## REQUIREMENT
Reproduce every entry in the listing without alteration.

Dataset listings of figures
-- START --

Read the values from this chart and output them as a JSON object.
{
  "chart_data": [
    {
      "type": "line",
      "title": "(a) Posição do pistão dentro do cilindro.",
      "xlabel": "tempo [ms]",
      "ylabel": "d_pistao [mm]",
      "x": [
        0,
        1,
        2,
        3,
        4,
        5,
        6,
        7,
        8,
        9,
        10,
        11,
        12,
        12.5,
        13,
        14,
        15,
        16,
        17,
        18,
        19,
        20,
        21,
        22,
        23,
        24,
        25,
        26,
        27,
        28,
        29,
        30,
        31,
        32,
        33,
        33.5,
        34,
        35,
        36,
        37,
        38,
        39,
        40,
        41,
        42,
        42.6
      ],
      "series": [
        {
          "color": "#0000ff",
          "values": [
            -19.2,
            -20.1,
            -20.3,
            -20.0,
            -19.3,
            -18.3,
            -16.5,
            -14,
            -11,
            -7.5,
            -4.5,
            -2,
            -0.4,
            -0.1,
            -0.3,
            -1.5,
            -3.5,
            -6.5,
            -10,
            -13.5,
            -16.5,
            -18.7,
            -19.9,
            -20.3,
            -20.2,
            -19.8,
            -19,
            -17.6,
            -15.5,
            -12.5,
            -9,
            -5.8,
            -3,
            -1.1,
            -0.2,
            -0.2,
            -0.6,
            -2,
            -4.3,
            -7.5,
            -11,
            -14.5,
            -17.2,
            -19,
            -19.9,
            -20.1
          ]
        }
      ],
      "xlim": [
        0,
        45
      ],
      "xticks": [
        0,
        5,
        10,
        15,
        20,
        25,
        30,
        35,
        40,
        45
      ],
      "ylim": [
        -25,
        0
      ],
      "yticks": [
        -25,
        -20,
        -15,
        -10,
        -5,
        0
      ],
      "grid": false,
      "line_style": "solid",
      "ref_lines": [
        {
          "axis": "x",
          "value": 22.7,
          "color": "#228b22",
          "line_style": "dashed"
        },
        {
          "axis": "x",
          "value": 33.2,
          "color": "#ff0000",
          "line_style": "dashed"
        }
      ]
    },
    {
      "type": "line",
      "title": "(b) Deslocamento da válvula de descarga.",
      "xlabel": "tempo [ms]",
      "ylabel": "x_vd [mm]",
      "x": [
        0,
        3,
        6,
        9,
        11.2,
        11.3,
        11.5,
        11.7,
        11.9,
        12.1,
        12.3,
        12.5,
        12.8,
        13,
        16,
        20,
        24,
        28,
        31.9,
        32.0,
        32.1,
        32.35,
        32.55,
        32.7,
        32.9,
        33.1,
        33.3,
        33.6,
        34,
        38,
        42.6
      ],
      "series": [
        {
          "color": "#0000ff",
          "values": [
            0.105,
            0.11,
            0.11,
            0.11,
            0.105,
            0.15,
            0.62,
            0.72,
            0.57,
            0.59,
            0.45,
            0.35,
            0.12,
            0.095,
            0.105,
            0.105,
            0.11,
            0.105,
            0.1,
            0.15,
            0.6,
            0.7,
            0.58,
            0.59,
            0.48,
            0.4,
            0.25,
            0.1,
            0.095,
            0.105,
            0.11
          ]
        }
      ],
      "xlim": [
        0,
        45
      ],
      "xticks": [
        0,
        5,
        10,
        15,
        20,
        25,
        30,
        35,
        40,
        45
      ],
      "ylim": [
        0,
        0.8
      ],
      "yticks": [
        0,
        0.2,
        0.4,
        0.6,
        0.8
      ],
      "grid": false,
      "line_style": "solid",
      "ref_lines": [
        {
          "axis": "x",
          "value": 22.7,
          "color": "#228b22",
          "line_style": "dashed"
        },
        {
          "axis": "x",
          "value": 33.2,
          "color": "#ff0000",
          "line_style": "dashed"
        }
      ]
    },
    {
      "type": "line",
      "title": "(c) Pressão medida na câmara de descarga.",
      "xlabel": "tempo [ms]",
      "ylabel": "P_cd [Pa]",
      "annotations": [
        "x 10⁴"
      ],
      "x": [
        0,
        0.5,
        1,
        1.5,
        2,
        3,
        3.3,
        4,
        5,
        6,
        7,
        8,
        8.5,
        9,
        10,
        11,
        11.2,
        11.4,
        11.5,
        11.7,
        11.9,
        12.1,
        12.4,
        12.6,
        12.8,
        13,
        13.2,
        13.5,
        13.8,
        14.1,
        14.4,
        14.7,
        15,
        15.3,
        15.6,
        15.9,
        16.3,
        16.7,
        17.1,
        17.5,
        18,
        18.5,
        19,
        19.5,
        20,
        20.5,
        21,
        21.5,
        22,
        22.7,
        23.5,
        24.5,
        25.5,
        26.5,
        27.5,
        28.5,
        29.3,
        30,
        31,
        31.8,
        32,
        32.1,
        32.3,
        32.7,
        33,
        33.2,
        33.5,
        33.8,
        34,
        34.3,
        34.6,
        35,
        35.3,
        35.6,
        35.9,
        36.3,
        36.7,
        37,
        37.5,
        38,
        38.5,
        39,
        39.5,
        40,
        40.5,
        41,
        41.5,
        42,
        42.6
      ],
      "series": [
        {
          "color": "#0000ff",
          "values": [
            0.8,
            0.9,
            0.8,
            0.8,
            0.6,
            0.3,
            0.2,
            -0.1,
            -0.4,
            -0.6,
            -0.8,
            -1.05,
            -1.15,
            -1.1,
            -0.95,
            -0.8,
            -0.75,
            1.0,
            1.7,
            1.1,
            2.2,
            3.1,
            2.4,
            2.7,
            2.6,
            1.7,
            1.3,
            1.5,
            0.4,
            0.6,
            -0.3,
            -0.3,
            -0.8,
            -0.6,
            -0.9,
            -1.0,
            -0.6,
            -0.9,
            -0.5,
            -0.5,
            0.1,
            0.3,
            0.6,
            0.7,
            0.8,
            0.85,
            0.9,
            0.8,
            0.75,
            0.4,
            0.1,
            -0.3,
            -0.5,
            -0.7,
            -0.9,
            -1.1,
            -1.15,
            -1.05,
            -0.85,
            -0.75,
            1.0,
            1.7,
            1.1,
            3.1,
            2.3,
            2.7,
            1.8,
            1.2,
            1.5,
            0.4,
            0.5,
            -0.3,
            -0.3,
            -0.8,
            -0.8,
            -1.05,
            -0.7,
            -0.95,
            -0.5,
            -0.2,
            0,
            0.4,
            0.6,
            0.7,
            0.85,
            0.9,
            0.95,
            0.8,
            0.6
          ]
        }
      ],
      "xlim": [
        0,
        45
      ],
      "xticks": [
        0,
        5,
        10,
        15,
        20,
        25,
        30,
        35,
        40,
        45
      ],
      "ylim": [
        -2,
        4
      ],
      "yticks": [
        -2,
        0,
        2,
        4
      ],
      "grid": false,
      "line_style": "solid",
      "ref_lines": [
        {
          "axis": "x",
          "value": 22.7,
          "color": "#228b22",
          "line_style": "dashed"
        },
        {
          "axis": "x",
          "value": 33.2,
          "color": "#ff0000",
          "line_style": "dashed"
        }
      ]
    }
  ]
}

-- END --

## SOLUTION FOR THIS TASK
Read the values from this chart and output them as a JSON object.
{
  "chart_data": [
    {
      "type": "line",
      "title": "(a) Posição do pistão dentro do cilindro.",
      "xlabel": "tempo [ms]",
      "ylabel": "d_pistao [mm]",
      "x": [
        0,
        1,
        2,
        3,
        4,
        5,
        6,
        7,
        8,
        9,
        10,
        11,
        12,
        12.5,
        13,
        14,
        15,
        16,
        17,
        18,
        19,
        20,
        21,
        22,
        23,
        24,
        25,
        26,
        27,
        28,
        29,
        30,
        31,
        32,
        33,
        33.5,
        34,
        35,
        36,
        37,
        38,
        39,
        40,
        41,
        42,
        42.6
      ],
      "series": [
        {
          "color": "#0000ff",
          "values": [
            -19.2,
            -20.1,
            -20.3,
            -20.0,
            -19.3,
            -18.3,
            -16.5,
            -14,
            -11,
            -7.5,
            -4.5,
            -2,
            -0.4,
            -0.1,
            -0.3,
            -1.5,
            -3.5,
            -6.5,
            -10,
            -13.5,
            -16.5,
            -18.7,
            -19.9,
            -20.3,
            -20.2,
            -19.8,
            -19,
            -17.6,
            -15.5,
            -12.5,
            -9,
            -5.8,
            -3,
            -1.1,
            -0.2,
            -0.2,
            -0.6,
            -2,
            -4.3,
            -7.5,
            -11,
            -14.5,
            -17.2,
            -19,
            -19.9,
            -20.1
          ]
        }
      ],
      "xlim": [
        0,
        45
      ],
      "xticks": [
        0,
        5,
        10,
        15,
        20,
        25,
        30,
        35,
        40,
        45
      ],
      "ylim": [
        -25,
        0
      ],
      "yticks": [
        -25,
        -20,
        -15,
        -10,
        -5,
        0
      ],
      "grid": false,
      "line_style": "solid",
      "ref_lines": [
        {
          "axis": "x",
          "value": 22.7,
          "color": "#228b22",
          "line_style": "dashed"
        },
        {
          "axis": "x",
          "value": 33.2,
          "color": "#ff0000",
          "line_style": "dashed"
        }
      ]
    },
    {
      "type": "line",
      "title": "(b) Deslocamento da válvula de descarga.",
      "xlabel": "tempo [ms]",
      "ylabel": "x_vd [mm]",
      "x": [
        0,
        3,
        6,
        9,
        11.2,
        11.3,
        11.5,
        11.7,
        11.9,
        12.1,
        12.3,
        12.5,
        12.8,
        13,
        16,
        20,
        24,
        28,
        31.9,
        32.0,
        32.1,
        32.35,
        32.55,
        32.7,
        32.9,
        33.1,
        33.3,
        33.6,
        34,
        38,
        42.6
      ],
      "series": [
        {
          "color": "#0000ff",
          "values": [
            0.105,
            0.11,
            0.11,
            0.11,
            0.105,
            0.15,
            0.62,
            0.72,
            0.57,
            0.59,
            0.45,
            0.35,
            0.12,
            0.095,
            0.105,
            0.105,
            0.11,
            0.105,
            0.1,
            0.15,
            0.6,
            0.7,
            0.58,
            0.59,
            0.48,
            0.4,
            0.25,
            0.1,
            0.095,
            0.105,
            0.11
          ]
        }
      ],
      "xlim": [
        0,
        45
      ],
      "xticks": [
        0,
        5,
        10,
        15,
        20,
        25,
        30,
        35,
        40,
        45
      ],
      "ylim": [
        0,
        0.8
      ],
      "yticks": [
        0,
        0.2,
        0.4,
        0.6,
        0.8
      ],
      "grid": false,
      "line_style": "solid",
      "ref_lines": [
        {
          "axis": "x",
          "value": 22.7,
          "color": "#228b22",
          "line_style": "dashed"
        },
        {
          "axis": "x",
          "value": 33.2,
          "color": "#ff0000",
          "line_style": "dashed"
        }
      ]
    },
    {
      "type": "line",
      "title": "(c) Pressão medida na câmara de descarga.",
      "xlabel": "tempo [ms]",
      "ylabel": "P_cd [Pa]",
      "annotations": [
        "x 10⁴"
      ],
      "x": [
        0,
        0.5,
        1,
        1.5,
        2,
        3,
        3.3,
        4,
        5,
        6,
        7,
        8,
        8.5,
        9,
        10,
        11,
        11.2,
        11.4,
        11.5,
        11.7,
        11.9,
        12.1,
        12.4,
        12.6,
        12.8,
        13,
        13.2,
        13.5,
        13.8,
        14.1,
        14.4,
        14.7,
        15,
        15.3,
        15.6,
        15.9,
        16.3,
        16.7,
        17.1,
        17.5,
        18,
        18.5,
        19,
        19.5,
        20,
        20.5,
        21,
        21.5,
        22,
        22.7,
        23.5,
        24.5,
        25.5,
        26.5,
        27.5,
        28.5,
        29.3,
        30,
        31,
        31.8,
        32,
        32.1,
        32.3,
        32.7,
        33,
        33.2,
        33.5,
        33.8,
        34,
        34.3,
        34.6,
        35,
        35.3,
        35.6,
        35.9,
        36.3,
        36.7,
        37,
        37.5,
        38,
        38.5,
        39,
        39.5,
        40,
        40.5,
        41,
        41.5,
        42,
        42.6
      ],
      "series": [
        {
          "color": "#0000ff",
          "values": [
            0.8,
            0.9,
            0.8,
            0.8,
            0.6,
            0.3,
            0.2,
            -0.1,
            -0.4,
            -0.6,
            -0.8,
            -1.05,
            -1.15,
            -1.1,
            -0.95,
            -0.8,
            -0.75,
            1.0,
            1.7,
            1.1,
            2.2,
            3.1,
            2.4,
            2.7,
            2.6,
            1.7,
            1.3,
            1.5,
            0.4,
            0.6,
            -0.3,
            -0.3,
            -0.8,
            -0.6,
            -0.9,
            -1.0,
            -0.6,
            -0.9,
            -0.5,
            -0.5,
            0.1,
            0.3,
            0.6,
            0.7,
            0.8,
            0.85,
            0.9,
            0.8,
            0.75,
            0.4,
            0.1,
            -0.3,
            -0.5,
            -0.7,
            -0.9,
            -1.1,
            -1.15,
            -1.05,
            -0.85,
            -0.75,
            1.0,
            1.7,
            1.1,
            3.1,
            2.3,
            2.7,
            1.8,
            1.2,
            1.5,
            0.4,
            0.5,
            -0.3,
            -0.3,
            -0.8,
            -0.8,
            -1.05,
            -0.7,
            -0.95,
            -0.5,
            -0.2,
            0,
            0.4,
            0.6,
            0.7,
            0.85,
            0.9,
            0.95,
            0.8,
            0.6
          ]
        }
      ],
      "xlim": [
        0,
        45
      ],
      "xticks": [
        0,
        5,
        10,
        15,
        20,
        25,
        30,
        35,
        40,
        45
      ],
      "ylim": [
        -2,
        4
      ],
      "yticks": [
        -2,
        0,
        2,
        4
      ],
      "grid": false,
      "line_style": "solid",
      "ref_lines": [
        {
          "axis": "x",
          "value": 22.7,
          "color": "#228b22",
          "line_style": "dashed"
        },
        {
          "axis": "x",
          "value": 33.2,
          "color": "#ff0000",
          "line_style": "dashed"
        }
      ]
    }
  ]
}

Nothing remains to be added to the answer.